- Problem description -
Search the material for the word "الايونية" and copy each line that holds it.
>> Begin Data shown
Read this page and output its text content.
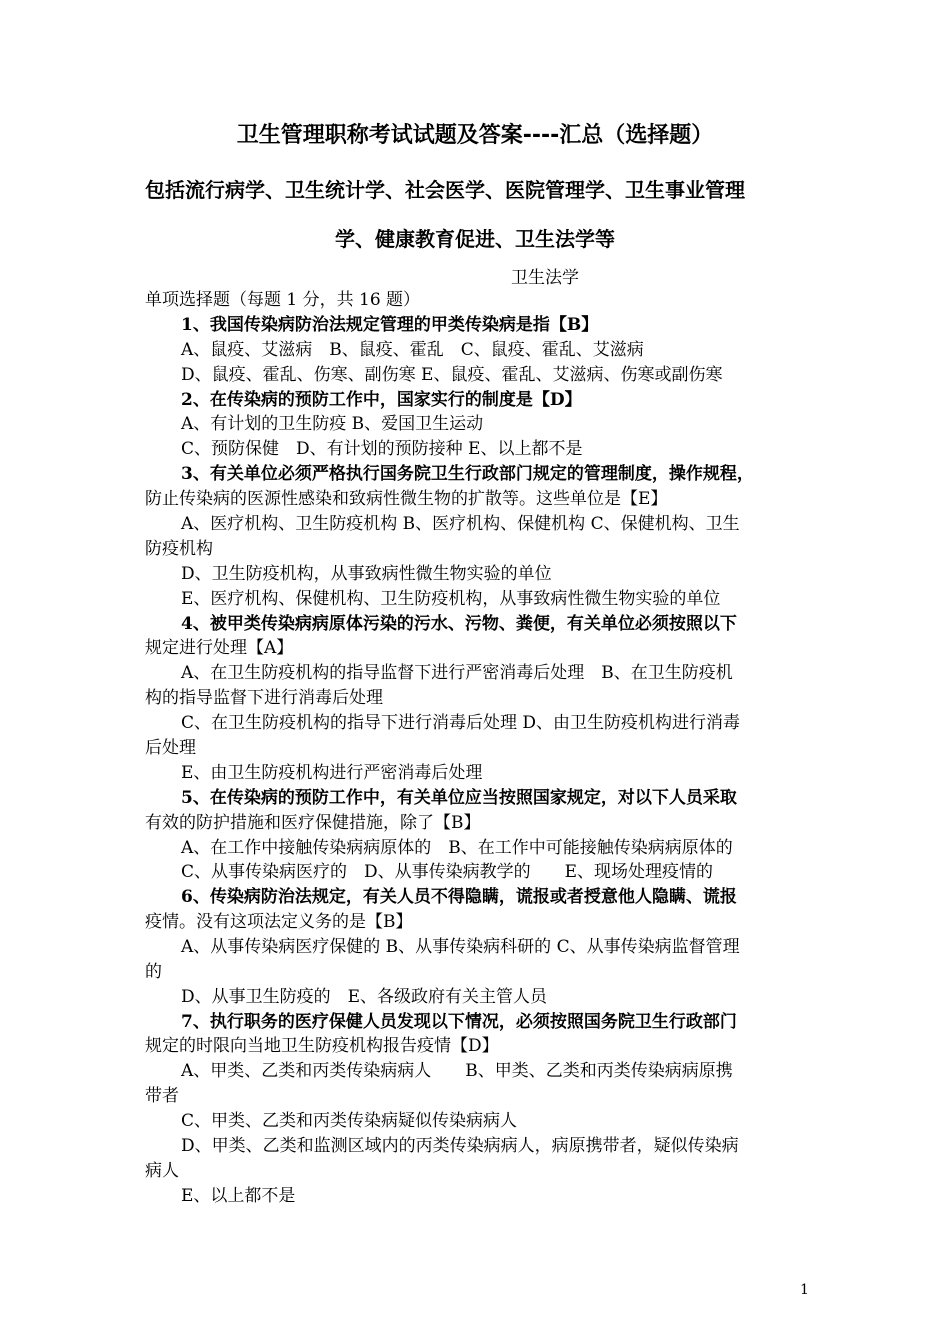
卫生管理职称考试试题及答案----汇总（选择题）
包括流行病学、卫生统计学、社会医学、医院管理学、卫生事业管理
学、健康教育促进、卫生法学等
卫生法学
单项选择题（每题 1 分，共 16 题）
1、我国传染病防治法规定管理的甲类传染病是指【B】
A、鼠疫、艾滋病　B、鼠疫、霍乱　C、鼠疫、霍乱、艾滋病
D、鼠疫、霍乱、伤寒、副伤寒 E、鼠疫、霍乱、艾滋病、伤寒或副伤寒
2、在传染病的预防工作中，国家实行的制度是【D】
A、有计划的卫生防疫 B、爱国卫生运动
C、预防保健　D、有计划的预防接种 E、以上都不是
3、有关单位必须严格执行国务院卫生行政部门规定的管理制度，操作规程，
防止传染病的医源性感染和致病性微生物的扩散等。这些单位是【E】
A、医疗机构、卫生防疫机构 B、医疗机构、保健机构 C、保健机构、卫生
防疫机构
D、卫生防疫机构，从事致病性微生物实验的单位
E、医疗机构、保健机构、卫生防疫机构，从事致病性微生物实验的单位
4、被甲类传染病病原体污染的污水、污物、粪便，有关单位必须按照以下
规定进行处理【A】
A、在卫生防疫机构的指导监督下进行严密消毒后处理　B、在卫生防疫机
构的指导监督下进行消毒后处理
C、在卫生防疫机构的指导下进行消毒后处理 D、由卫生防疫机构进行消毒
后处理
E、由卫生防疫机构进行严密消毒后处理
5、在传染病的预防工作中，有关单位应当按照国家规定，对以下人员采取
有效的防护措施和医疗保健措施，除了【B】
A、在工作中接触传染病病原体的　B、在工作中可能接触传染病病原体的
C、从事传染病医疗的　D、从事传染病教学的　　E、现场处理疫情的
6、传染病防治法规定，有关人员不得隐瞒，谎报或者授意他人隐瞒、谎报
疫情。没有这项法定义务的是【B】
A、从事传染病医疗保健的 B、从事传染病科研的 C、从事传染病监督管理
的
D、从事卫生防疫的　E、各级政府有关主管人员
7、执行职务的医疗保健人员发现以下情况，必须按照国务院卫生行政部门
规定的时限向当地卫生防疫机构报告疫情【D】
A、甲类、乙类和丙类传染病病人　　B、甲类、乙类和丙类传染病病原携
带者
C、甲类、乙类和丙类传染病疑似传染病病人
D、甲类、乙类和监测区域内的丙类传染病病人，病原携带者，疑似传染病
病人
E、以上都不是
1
>> End Data shown
>> Begin Data shown
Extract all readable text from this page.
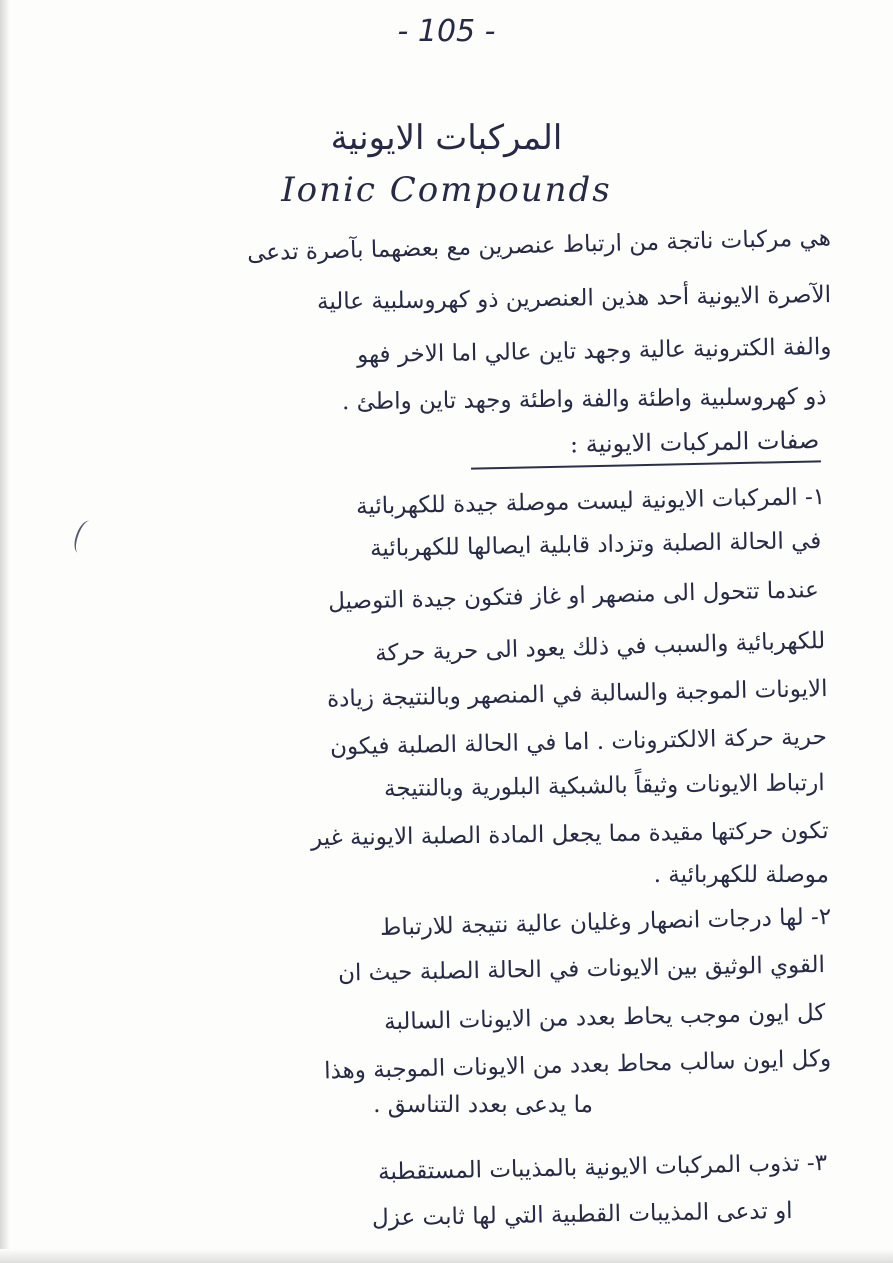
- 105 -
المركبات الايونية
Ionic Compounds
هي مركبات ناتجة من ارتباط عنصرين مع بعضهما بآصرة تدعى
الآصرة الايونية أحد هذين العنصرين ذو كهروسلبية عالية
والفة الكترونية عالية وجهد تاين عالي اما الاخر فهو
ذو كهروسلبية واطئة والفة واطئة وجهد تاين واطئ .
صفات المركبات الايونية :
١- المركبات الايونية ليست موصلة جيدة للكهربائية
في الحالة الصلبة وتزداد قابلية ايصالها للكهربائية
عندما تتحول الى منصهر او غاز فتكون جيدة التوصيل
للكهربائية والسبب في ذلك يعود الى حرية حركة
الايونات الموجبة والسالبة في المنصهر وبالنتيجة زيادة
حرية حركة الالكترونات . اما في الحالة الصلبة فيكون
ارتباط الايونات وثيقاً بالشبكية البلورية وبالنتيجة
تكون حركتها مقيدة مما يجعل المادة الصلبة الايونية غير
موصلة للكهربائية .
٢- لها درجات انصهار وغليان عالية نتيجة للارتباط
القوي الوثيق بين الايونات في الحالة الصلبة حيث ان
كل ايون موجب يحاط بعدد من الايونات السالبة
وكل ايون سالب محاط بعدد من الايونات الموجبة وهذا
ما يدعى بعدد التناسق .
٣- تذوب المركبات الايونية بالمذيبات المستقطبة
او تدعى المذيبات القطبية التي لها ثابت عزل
>> End Data shown
- Task result -
المركبات الايونية
الآصرة الايونية أحد هذين العنصرين ذو كهروسلبية عالية
صفات المركبات الايونية :
١- المركبات الايونية ليست موصلة جيدة للكهربائية
تكون حركتها مقيدة مما يجعل المادة الصلبة الايونية غير
٣- تذوب المركبات الايونية بالمذيبات المستقطبة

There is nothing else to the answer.